▶ [RECORD EXCERPTS]:
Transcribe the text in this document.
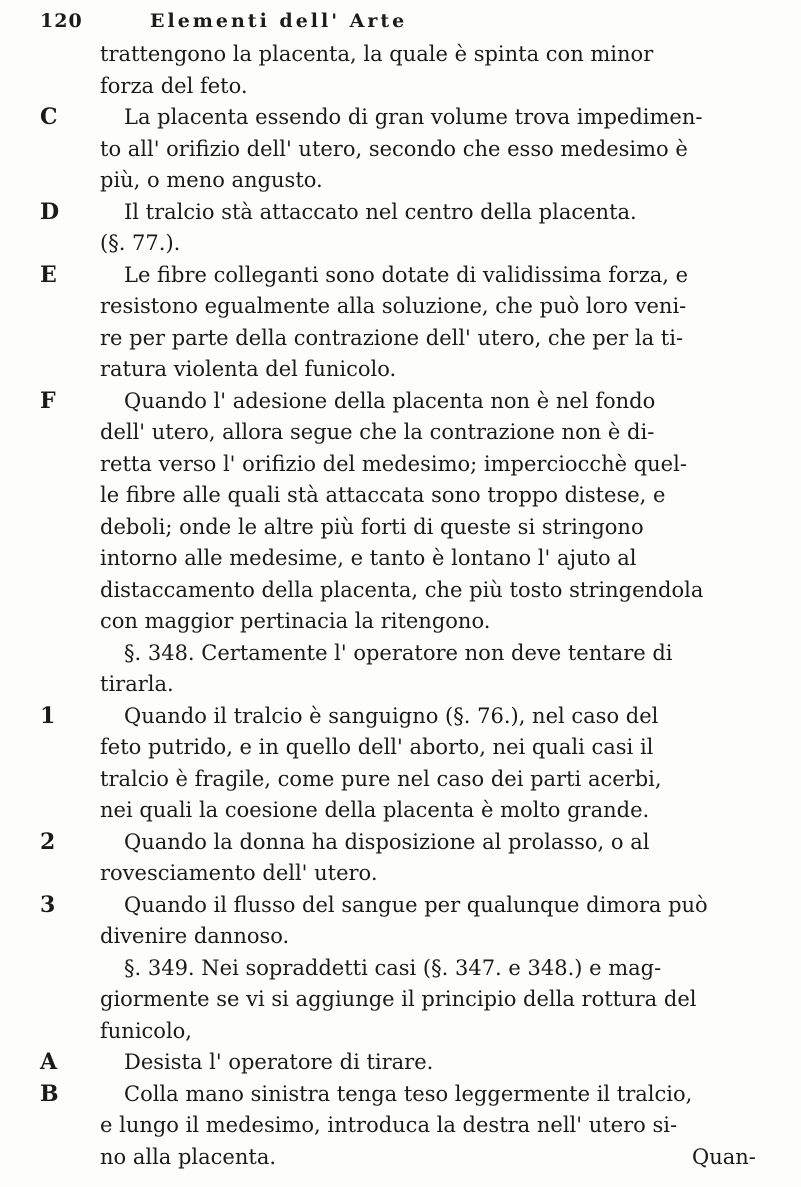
120	Elementi dell' Arte
trattengono la placenta, la quale è spinta con minor
forza del feto.
C	La placenta essendo di gran volume trova impedimen-
to all' orifizio dell' utero, secondo che esso medesimo è
più, o meno angusto.
D	Il tralcio stà attaccato nel centro della placenta.
(§. 77.).
E	Le fibre colleganti sono dotate di validissima forza, e
resistono egualmente alla soluzione, che può loro veni-
re per parte della contrazione dell' utero, che per la ti-
ratura violenta del funicolo.
F	Quando l' adesione della placenta non è nel fondo
dell' utero, allora segue che la contrazione non è di-
retta verso l' orifizio del medesimo; imperciocchè quel-
le fibre alle quali stà attaccata sono troppo distese, e
deboli; onde le altre più forti di queste si stringono
intorno alle medesime, e tanto è lontano l' ajuto al
distaccamento della placenta, che più tosto stringendola
con maggior pertinacia la ritengono.
§. 348. Certamente l' operatore non deve tentare di
tirarla.
1	Quando il tralcio è sanguigno (§. 76.), nel caso del
feto putrido, e in quello dell' aborto, nei quali casi il
tralcio è fragile, come pure nel caso dei parti acerbi,
nei quali la coesione della placenta è molto grande.
2	Quando la donna ha disposizione al prolasso, o al
rovesciamento dell' utero.
3	Quando il flusso del sangue per qualunque dimora può
divenire dannoso.
§. 349. Nei sopraddetti casi (§. 347. e 348.) e mag-
giormente se vi si aggiunge il principio della rottura del
funicolo,
A	Desista l' operatore di tirare.
B	Colla mano sinistra tenga teso leggermente il tralcio,
e lungo il medesimo, introduca la destra nell' utero si-
no alla placenta.	Quan-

▶ [EXERCISE BRIEF]: Leaving aside the images, write out the entries above word for word.

▶ [SOLVED PROBLEM]:
Transcribe the text in this document.
120	Elementi dell' Arte
trattengono la placenta, la quale è spinta con minor
forza del feto.
C	La placenta essendo di gran volume trova impedimen-
to all' orifizio dell' utero, secondo che esso medesimo è
più, o meno angusto.
D	Il tralcio stà attaccato nel centro della placenta.
(§. 77.).
E	Le fibre colleganti sono dotate di validissima forza, e
resistono egualmente alla soluzione, che può loro veni-
re per parte della contrazione dell' utero, che per la ti-
ratura violenta del funicolo.
F	Quando l' adesione della placenta non è nel fondo
dell' utero, allora segue che la contrazione non è di-
retta verso l' orifizio del medesimo; imperciocchè quel-
le fibre alle quali stà attaccata sono troppo distese, e
deboli; onde le altre più forti di queste si stringono
intorno alle medesime, e tanto è lontano l' ajuto al
distaccamento della placenta, che più tosto stringendola
con maggior pertinacia la ritengono.
§. 348. Certamente l' operatore non deve tentare di
tirarla.
1	Quando il tralcio è sanguigno (§. 76.), nel caso del
feto putrido, e in quello dell' aborto, nei quali casi il
tralcio è fragile, come pure nel caso dei parti acerbi,
nei quali la coesione della placenta è molto grande.
2	Quando la donna ha disposizione al prolasso, o al
rovesciamento dell' utero.
3	Quando il flusso del sangue per qualunque dimora può
divenire dannoso.
§. 349. Nei sopraddetti casi (§. 347. e 348.) e mag-
giormente se vi si aggiunge il principio della rottura del
funicolo,
A	Desista l' operatore di tirare.
B	Colla mano sinistra tenga teso leggermente il tralcio,
e lungo il medesimo, introduca la destra nell' utero si-
no alla placenta.	Quan-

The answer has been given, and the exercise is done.